• [Problem]:
Please copy the items below verbatim, from the line with "breadcrumb-separator: > [111,68,123,84]" up to and including the line with "C:\Users\Dell\Desktop\project\day4> &… [21,586,616,603]".

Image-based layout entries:
++++++++++++++++++++
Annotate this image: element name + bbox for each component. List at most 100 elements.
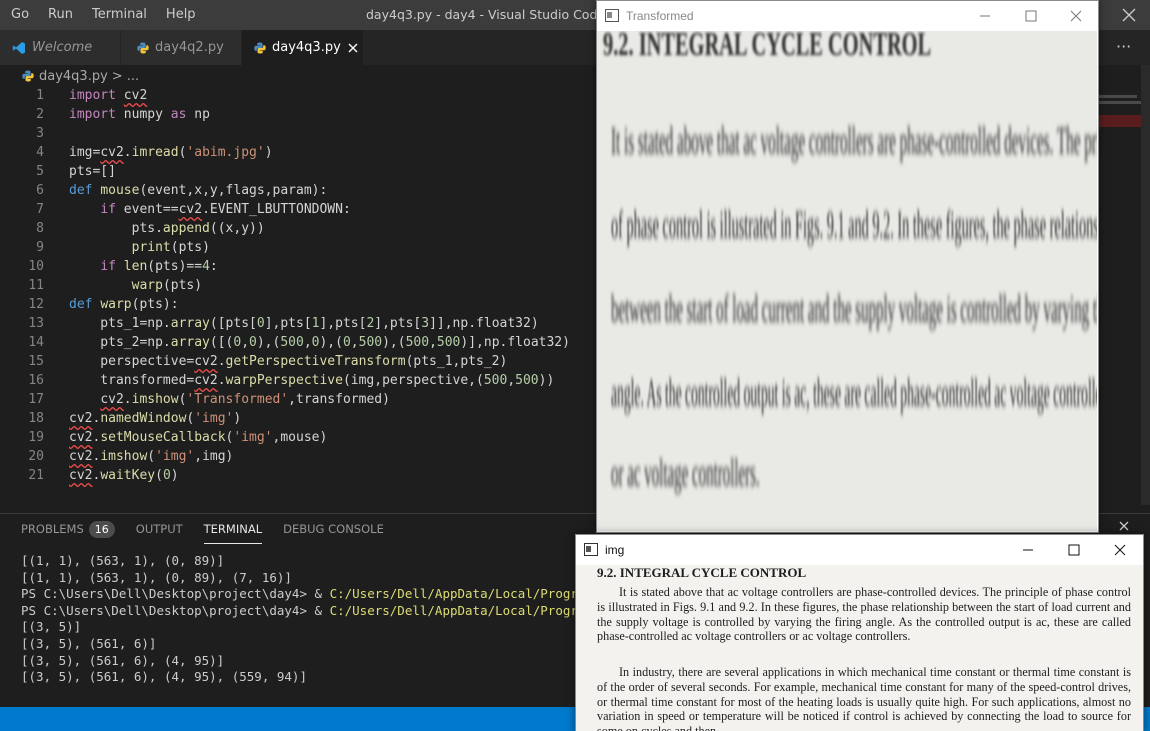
breadcrumb-separator: > [111,68,123,84]
minimize-icon[interactable] [1005,535,1051,565]
tab-close-icon[interactable] [347,42,359,54]
img-title: img [605,543,625,557]
menu-run[interactable]: Run [37,0,81,30]
line-number: 17 [28,392,44,407]
code-text: def mouse(event,x,y,flags,param): [69,183,328,198]
line-number: 8 [36,221,44,236]
close-icon[interactable] [1053,1,1099,31]
code-line[interactable]: 16 transformed=cv2.warpPerspective(img,p… [0,371,600,390]
code-text: img=cv2.imread('abim.jpg') [69,145,273,160]
line-number: 18 [28,411,44,426]
terminal-command: C:/Users/Dell/AppData/Local/Programs/P [329,602,616,618]
tab-output[interactable]: OUTPUT [136,515,183,543]
python-icon [137,42,149,53]
code-line[interactable]: 15 perspective=cv2.getPerspectiveTransfo… [0,352,600,371]
transformed-line: of phase control is illustrated in Figs.… [611,203,1097,247]
tab-day4q3[interactable]: day4q3.py [242,30,363,65]
code-line[interactable]: 2 import numpy as np [0,105,600,124]
close-icon[interactable] [1097,535,1143,565]
code-line[interactable]: 14 pts_2=np.array([(0,0),(500,0),(0,500)… [0,333,600,352]
code-line[interactable]: 19 cv2.setMouseCallback('img',mouse) [0,428,600,447]
minimap[interactable] [1097,65,1150,515]
code-line[interactable]: 12 def warp(pts): [0,295,600,314]
transformed-line: angle. As the controlled output is ac, t… [611,371,1097,415]
line-number: 3 [36,126,44,141]
img-window[interactable]: img 9.2. INTEGRAL CYCLE CONTROL It is st… [575,534,1144,731]
close-icon[interactable] [1118,4,1140,26]
code-line[interactable]: 4 img=cv2.imread('abim.jpg') [0,143,600,162]
code-line[interactable]: 3 [0,124,600,143]
breadcrumb-file[interactable]: day4q3.py [39,69,108,84]
window-app-icon [584,543,598,556]
tab-debug-console[interactable]: DEBUG CONSOLE [283,515,384,543]
code-text: print(pts) [131,240,210,255]
code-line[interactable]: 21 cv2.waitKey(0) [0,466,600,485]
code-text: if len(pts)==4: [100,259,218,274]
terminal-line: PS C:\Users\Dell\Desktop\project\day4> &… [21,586,616,603]
transformed-image[interactable]: 9.2. INTEGRAL CYCLE CONTROL It is stated… [597,31,1097,531]
code-line[interactable]: 18 cv2.namedWindow('img') [0,409,600,428]
terminal-line: [(3, 5), (561, 6)] [21,635,157,651]
code-line[interactable]: 10 if len(pts)==4: [0,257,600,276]
tab-day4q2[interactable]: day4q2.py [121,30,241,65]
menu-help[interactable]: Help [155,0,204,30]
maximize-icon[interactable] [1051,535,1097,565]
code-line[interactable]: 1 import cv2 [0,86,600,105]
line-number: 7 [36,202,44,217]
terminal-prompt: PS C:\Users\Dell\Desktop\project\day4> & [21,602,330,618]
transformed-window[interactable]: Transformed 9.2. INTEGRAL CYCLE CONTROL … [596,0,1099,533]
tab-problems[interactable]: PROBLEMS 16 [21,515,115,543]
code-line[interactable]: 9 print(pts) [0,238,600,257]
tab-welcome[interactable]: Welcome [0,30,120,65]
python-icon [254,42,266,53]
minimize-icon[interactable] [962,1,1008,31]
menu-terminal[interactable]: Terminal [81,0,155,30]
code-editor[interactable]: 1 import cv2 2 import numpy as np 3 4 img=cv2.… [0,85,600,495]
breadcrumb-symbol[interactable]: ... [127,69,139,84]
transformed-titlebar[interactable]: Transformed [597,1,1098,31]
code-line[interactable]: 13 pts_1=np.array([pts[0],pts[1],pts[2],… [0,314,600,333]
line-number: 1 [36,88,44,103]
code-text: perspective=cv2.getPerspectiveTransform(… [69,354,508,369]
code-line[interactable]: 8 pts.append((x,y)) [0,219,600,238]
code-line[interactable]: 17 cv2.imshow('Transformed',transformed) [0,390,600,409]
line-number: 15 [28,354,44,369]
terminal-line: PS C:\Users\Dell\Desktop\project\day4> &… [21,603,616,620]
terminal-line: [(3, 5), (561, 6), (4, 95), (559, 94)] [21,669,307,685]
python-icon [22,70,34,82]
terminal-line: [(3, 5)] [21,619,82,635]
transformed-line: between the start of load current and th… [611,287,1097,331]
more-actions-icon[interactable]: ··· [1116,30,1131,65]
panel-close-icon[interactable] [1117,519,1131,533]
line-number: 20 [28,449,44,464]
line-number: 14 [28,335,44,350]
menu-go[interactable]: Go [0,0,37,30]
code-text: transformed=cv2.warpPerspective(img,pers… [69,373,555,388]
code-text: cv2.namedWindow('img') [69,411,242,426]
menu-bar: Go Run Terminal Help [0,0,204,30]
terminal-prompt: PS C:\Users\Dell\Desktop\project\day4> & [21,586,330,602]
code-line[interactable]: 20 cv2.imshow('img',img) [0,447,600,466]
code-line[interactable]: 6 def mouse(event,x,y,flags,param): [0,181,600,200]
code-line[interactable]: 7 if event==cv2.EVENT_LBUTTONDOWN: [0,200,600,219]
code-text: def warp(pts): [69,297,179,312]
terminal-line: [(1, 1), (563, 1), (0, 89)] [21,553,225,568]
terminal-output[interactable]: [(1, 1), (563, 1), (0, 89)] [(1, 1), (563… [21,553,616,686]
code-line[interactable]: 11 warp(pts) [0,276,600,295]
code-text: cv2.imshow('img',img) [69,449,234,464]
terminal-line: [(1, 1), (563, 1), (0, 89), (7, 16)] [21,569,292,585]
transformed-line: or ac voltage controllers. [611,451,760,495]
img-image[interactable]: 9.2. INTEGRAL CYCLE CONTROL It is stated… [576,565,1143,731]
vertical-scrollbar[interactable] [1141,65,1150,505]
code-text: pts_2=np.array([(0,0),(500,0),(0,500),(5… [69,335,570,350]
img-titlebar[interactable]: img [576,535,1143,565]
problems-count-badge: 16 [88,521,115,538]
code-text: pts=[] [69,164,116,179]
line-number: 10 [28,259,44,274]
code-text: if event==cv2.EVENT_LBUTTONDOWN: [100,202,351,217]
line-number: 12 [28,297,44,312]
code-line[interactable]: 5 pts=[] [0,162,600,181]
tab-terminal[interactable]: TERMINAL [203,515,263,544]
maximize-icon[interactable] [1008,1,1054,31]
line-number: 19 [28,430,44,445]
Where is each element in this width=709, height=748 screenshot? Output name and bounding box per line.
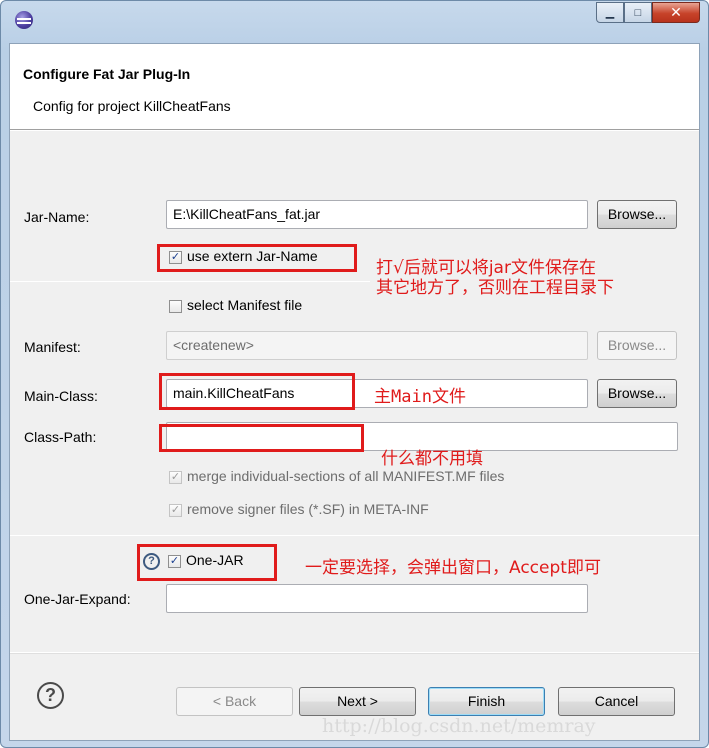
annotation-extern-line2: 其它地方了，否则在工程目录下: [376, 278, 614, 298]
one-jar-expand-input[interactable]: [166, 584, 588, 613]
class-path-label: Class-Path:: [24, 429, 97, 445]
select-manifest-checkbox[interactable]: [169, 300, 182, 313]
main-class-browse-button[interactable]: Browse...: [597, 379, 677, 408]
watermark-text: http://blog.csdn.net/memray: [322, 715, 596, 737]
jar-name-browse-button[interactable]: Browse...: [597, 200, 677, 229]
annotation-one-jar: 一定要选择，会弹出窗口，Accept即可: [305, 558, 601, 578]
close-button[interactable]: ✕: [652, 2, 700, 23]
cancel-button[interactable]: Cancel: [558, 687, 675, 716]
manifest-input: <createnew>: [166, 331, 588, 360]
dialog-window: ▁ □ ✕ Configure Fat Jar Plug-In Config f…: [0, 0, 709, 748]
title-bar[interactable]: ▁ □ ✕: [1, 1, 708, 43]
window-controls: ▁ □ ✕: [596, 2, 700, 24]
separator-top: [10, 281, 370, 282]
finish-button[interactable]: Finish: [428, 687, 545, 716]
eclipse-icon: [15, 11, 33, 29]
manifest-label: Manifest:: [24, 339, 81, 355]
minimize-button[interactable]: ▁: [596, 2, 624, 23]
remove-signer-label: remove signer files (*.SF) in META-INF: [187, 501, 429, 517]
select-manifest-label: select Manifest file: [187, 297, 303, 313]
annotation-box-one-jar: [137, 544, 277, 581]
jar-name-label: Jar-Name:: [24, 209, 90, 225]
annotation-main-class: 主Main文件: [374, 387, 466, 407]
annotation-box-main-class: [159, 373, 355, 410]
page-title: Configure Fat Jar Plug-In: [23, 66, 191, 82]
back-button: < Back: [176, 687, 293, 716]
annotation-class-path: 什么都不用填: [381, 449, 483, 469]
wizard-body: Jar-Name: E:\KillCheatFans_fat.jar Brows…: [10, 131, 699, 652]
wizard-footer: ? < Back Next > Finish Cancel http://blo…: [10, 653, 699, 740]
page-subtitle: Config for project KillCheatFans: [33, 98, 231, 114]
merge-manifest-checkbox: ✓: [169, 471, 182, 484]
remove-signer-checkbox: ✓: [169, 504, 182, 517]
help-icon[interactable]: ?: [37, 682, 64, 709]
annotation-box-class-path: [159, 424, 364, 452]
main-class-label: Main-Class:: [24, 388, 98, 404]
jar-name-input[interactable]: E:\KillCheatFans_fat.jar: [166, 200, 588, 229]
one-jar-expand-label: One-Jar-Expand:: [24, 591, 131, 607]
wizard-header: Configure Fat Jar Plug-In Config for pro…: [10, 44, 699, 130]
separator-bottom: [10, 535, 699, 536]
next-button[interactable]: Next >: [299, 687, 416, 716]
dialog-client: Configure Fat Jar Plug-In Config for pro…: [9, 43, 700, 741]
merge-manifest-label: merge individual-sections of all MANIFES…: [187, 468, 505, 484]
maximize-button[interactable]: □: [624, 2, 652, 23]
annotation-box-extern: [157, 244, 357, 272]
manifest-browse-button: Browse...: [597, 331, 677, 360]
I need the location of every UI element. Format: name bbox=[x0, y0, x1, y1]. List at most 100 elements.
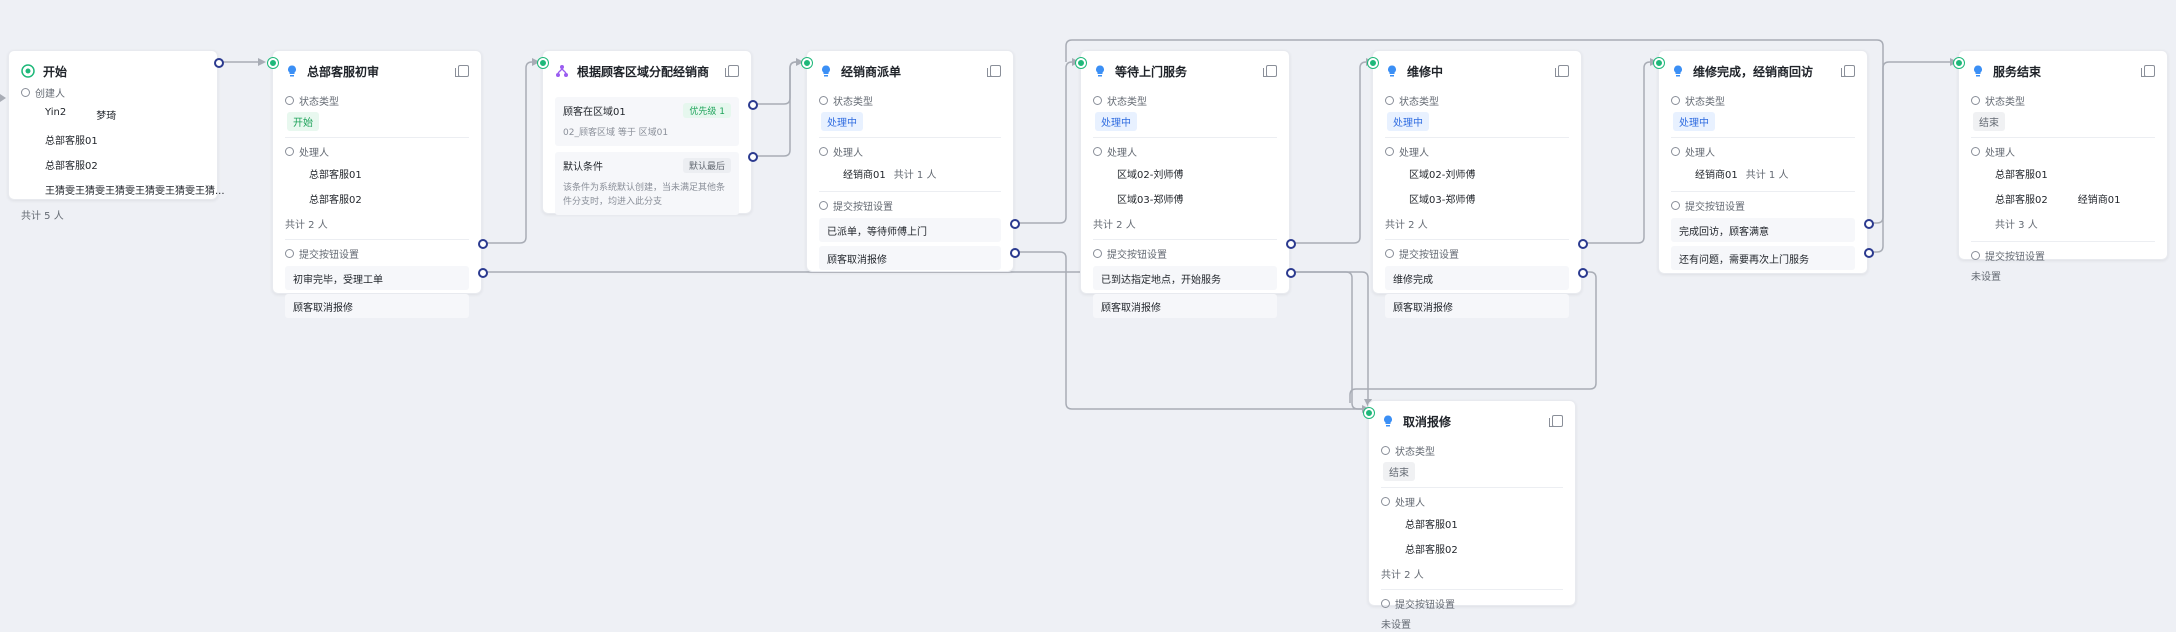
node-dealer-dispatch[interactable]: 经销商派单 状态类型 处理中 处理人 经销商01 共计 1 人 提交按钮设置 已派… bbox=[802, 50, 1020, 272]
input-connector[interactable] bbox=[1076, 58, 1086, 68]
handler-item: 经销商01 bbox=[1695, 170, 1738, 181]
gear-icon bbox=[1093, 248, 1102, 258]
status-icon bbox=[285, 95, 294, 105]
total-count: 共计 3 人 bbox=[1995, 220, 2038, 231]
status-badge: 处理中 bbox=[1387, 112, 1429, 131]
node-wait-service[interactable]: 等待上门服务 状态类型 处理中 处理人 区域02-刘师傅 区域03-郑师傅 共计 … bbox=[1076, 50, 1296, 318]
copy-icon[interactable] bbox=[2141, 65, 2155, 77]
copy-icon[interactable] bbox=[987, 65, 1001, 77]
node-title: 维修中 bbox=[1407, 64, 1444, 79]
handler-item: 总部客服02 bbox=[309, 195, 362, 206]
output-connector[interactable] bbox=[1578, 239, 1588, 249]
action-button-row[interactable]: 顾客取消报修 bbox=[285, 294, 469, 318]
output-connector[interactable] bbox=[1010, 248, 1020, 258]
total-count: 共计 2 人 bbox=[1381, 570, 1424, 581]
bulb-icon bbox=[1384, 415, 1392, 427]
copy-icon[interactable] bbox=[1841, 65, 1855, 77]
handler-label: 处理人 bbox=[1395, 497, 1425, 509]
copy-icon[interactable] bbox=[1555, 65, 1569, 77]
output-connector[interactable] bbox=[1286, 239, 1296, 249]
status-type-label: 状态类型 bbox=[1685, 96, 1725, 108]
handler-label: 处理人 bbox=[1107, 147, 1137, 159]
output-connector[interactable] bbox=[478, 239, 488, 249]
output-connector[interactable] bbox=[1578, 268, 1588, 278]
status-badge: 结束 bbox=[1973, 112, 2005, 131]
user-icon bbox=[1093, 146, 1102, 156]
output-connector[interactable] bbox=[478, 268, 488, 278]
output-connector[interactable] bbox=[748, 100, 758, 110]
action-button-row[interactable]: 顾客取消报修 bbox=[819, 246, 1001, 270]
input-connector[interactable] bbox=[1654, 58, 1664, 68]
creator-item: 王猜雯王猜雯王猜雯王猜雯王猜雯王猜... bbox=[45, 186, 225, 197]
action-button-row[interactable]: 初审完毕，受理工单 bbox=[285, 266, 469, 290]
node-title: 维修完成，经销商回访 bbox=[1693, 64, 1814, 79]
condition-branch[interactable]: 默认条件 默认最后 该条件为系统默认创建，当未满足其他条件分支时，均进入此分支 bbox=[555, 152, 739, 215]
bulb-icon bbox=[1388, 65, 1396, 77]
submit-settings-label: 提交按钮设置 bbox=[299, 249, 359, 261]
gear-icon bbox=[1381, 598, 1390, 608]
status-type-label: 状态类型 bbox=[1399, 96, 1439, 108]
input-connector[interactable] bbox=[268, 58, 278, 68]
handler-item: 区域02-刘师傅 bbox=[1117, 170, 1184, 181]
handler-item: 区域03-郑师傅 bbox=[1409, 195, 1476, 206]
node-service-end[interactable]: 服务结束 状态类型 结束 处理人 总部客服01 总部客服02 经销商01 共计 3 人… bbox=[1954, 50, 2168, 283]
output-connector[interactable] bbox=[1010, 219, 1020, 229]
output-connector[interactable] bbox=[1864, 248, 1874, 258]
input-connector[interactable] bbox=[1364, 408, 1374, 418]
input-connector[interactable] bbox=[802, 58, 812, 68]
total-count: 共计 5 人 bbox=[21, 211, 64, 222]
action-button-row[interactable]: 顾客取消报修 bbox=[1385, 294, 1569, 318]
status-badge: 处理中 bbox=[1095, 112, 1137, 131]
node-route[interactable]: 根据顾客区域分配经销商 顾客在区域01 优先级 1 02_顾客区域 等于 区域01… bbox=[538, 50, 758, 215]
input-connector[interactable] bbox=[1954, 58, 1964, 68]
user-icon bbox=[819, 146, 828, 156]
input-connector[interactable] bbox=[1368, 58, 1378, 68]
submit-settings-label: 提交按钮设置 bbox=[1985, 251, 2045, 263]
submit-settings-label: 提交按钮设置 bbox=[1685, 201, 1745, 213]
node-title: 等待上门服务 bbox=[1115, 64, 1188, 79]
input-connector[interactable] bbox=[538, 58, 548, 68]
action-button-row[interactable]: 顾客取消报修 bbox=[1093, 294, 1277, 318]
output-connector[interactable] bbox=[214, 58, 224, 68]
total-count: 共计 1 人 bbox=[893, 170, 937, 181]
gear-icon bbox=[285, 248, 294, 258]
action-button-row[interactable]: 已派单，等待师傅上门 bbox=[819, 218, 1001, 242]
workflow-canvas[interactable]: 开始 创建人 Yin2 梦琦 总部客服01 总部客服02 王猜雯王猜雯王猜雯王猜… bbox=[0, 0, 2176, 632]
user-icon bbox=[1381, 496, 1390, 506]
copy-icon[interactable] bbox=[1263, 65, 1277, 77]
priority-badge: 默认最后 bbox=[682, 158, 731, 173]
output-connector[interactable] bbox=[748, 152, 758, 162]
bulb-icon bbox=[1974, 65, 1982, 77]
gear-icon bbox=[1385, 248, 1394, 258]
gear-icon bbox=[1971, 250, 1980, 260]
priority-badge: 优先级 1 bbox=[683, 103, 731, 118]
node-hq-review[interactable]: 总部客服初审 状态类型 开始 处理人 总部客服01 总部客服02 共计 2 人 提… bbox=[268, 50, 488, 318]
user-icon bbox=[1385, 146, 1394, 156]
status-icon bbox=[819, 95, 828, 105]
total-count: 共计 2 人 bbox=[285, 220, 328, 231]
bulb-icon bbox=[822, 65, 830, 77]
output-connector[interactable] bbox=[1864, 219, 1874, 229]
status-type-label: 状态类型 bbox=[1395, 446, 1435, 458]
node-start[interactable]: 开始 创建人 Yin2 梦琦 总部客服01 总部客服02 王猜雯王猜雯王猜雯王猜… bbox=[8, 50, 225, 222]
handler-item: 区域03-郑师傅 bbox=[1117, 195, 1184, 206]
action-button-row[interactable]: 已到达指定地点，开始服务 bbox=[1093, 266, 1277, 290]
action-button-row[interactable]: 还有问题，需要再次上门服务 bbox=[1671, 246, 1855, 270]
copy-icon[interactable] bbox=[725, 65, 739, 77]
node-revisit[interactable]: 维修完成，经销商回访 状态类型 处理中 处理人 经销商01 共计 1 人 提交按钮… bbox=[1654, 50, 1874, 274]
condition-desc: 02_顾客区域 等于 区域01 bbox=[563, 128, 669, 138]
output-connector[interactable] bbox=[1286, 268, 1296, 278]
action-button-row[interactable]: 维修完成 bbox=[1385, 266, 1569, 290]
submit-settings-label: 提交按钮设置 bbox=[1395, 599, 1455, 611]
action-button-row[interactable]: 完成回访，顾客满意 bbox=[1671, 218, 1855, 242]
copy-icon[interactable] bbox=[455, 65, 469, 77]
handler-item: 总部客服01 bbox=[1405, 520, 1458, 531]
bulb-icon bbox=[288, 65, 296, 77]
copy-icon[interactable] bbox=[1549, 415, 1563, 427]
node-cancel[interactable]: 取消报修 状态类型 结束 处理人 总部客服01 总部客服02 共计 2 人 提交按… bbox=[1364, 400, 1576, 631]
node-repairing[interactable]: 维修中 状态类型 处理中 处理人 区域02-刘师傅 区域03-郑师傅 共计 2 人… bbox=[1368, 50, 1588, 318]
status-badge: 处理中 bbox=[821, 112, 863, 131]
condition-branch[interactable]: 顾客在区域01 优先级 1 02_顾客区域 等于 区域01 bbox=[555, 97, 739, 146]
user-icon bbox=[1971, 146, 1980, 156]
creator-item: 梦琦 bbox=[96, 111, 117, 122]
++++++++++++++++++++
• [Output for this task]:
breadcrumb-separator: > [111,68,123,84]
minimize-icon[interactable] [1005,535,1051,565]
tab-close-icon[interactable] [347,42,359,54]
img-title: img [605,543,625,557]
menu-run[interactable]: Run [37,0,81,30]
line-number: 17 [28,392,44,407]
code-text: def mouse(event,x,y,flags,param): [69,183,328,198]
line-number: 8 [36,221,44,236]
close-icon[interactable] [1053,1,1099,31]
code-line[interactable]: 16 transformed=cv2.warpPerspective(img,p… [0,371,600,390]
code-text: img=cv2.imread('abim.jpg') [69,145,273,160]
line-number: 18 [28,411,44,426]
terminal-command: C:/Users/Dell/AppData/Local/Programs/P [329,602,616,618]
tab-output[interactable]: OUTPUT [136,515,183,543]
python-icon [137,42,149,53]
code-line[interactable]: 15 perspective=cv2.getPerspectiveTransfo… [0,352,600,371]
transformed-line: of phase control is illustrated in Figs.… [611,203,1097,247]
tab-day4q3[interactable]: day4q3.py [242,30,363,65]
code-line[interactable]: 2 import numpy as np [0,105,600,124]
close-icon[interactable] [1097,535,1143,565]
code-line[interactable]: 14 pts_2=np.array([(0,0),(500,0),(0,500)… [0,333,600,352]
code-line[interactable]: 19 cv2.setMouseCallback('img',mouse) [0,428,600,447]
minimap[interactable] [1097,65,1150,515]
code-line[interactable]: 12 def warp(pts): [0,295,600,314]
transformed-line: angle. As the controlled output is ac, t… [611,371,1097,415]
line-number: 3 [36,126,44,141]
img-window[interactable]: img 9.2. INTEGRAL CYCLE CONTROL It is st… [575,534,1144,731]
close-icon[interactable] [1118,4,1140,26]
code-line[interactable]: 4 img=cv2.imread('abim.jpg') [0,143,600,162]
code-line[interactable]: 3 [0,124,600,143]
breadcrumb-file[interactable]: day4q3.py [39,69,108,84]
window-app-icon [584,543,598,556]
tab-debug-console[interactable]: DEBUG CONSOLE [283,515,384,543]
code-text: print(pts) [131,240,210,255]
code-line[interactable]: 21 cv2.waitKey(0) [0,466,600,485]
code-text: if len(pts)==4: [100,259,218,274]
terminal-line: PS C:\Users\Dell\Desktop\project\day4> &… [21,586,616,603]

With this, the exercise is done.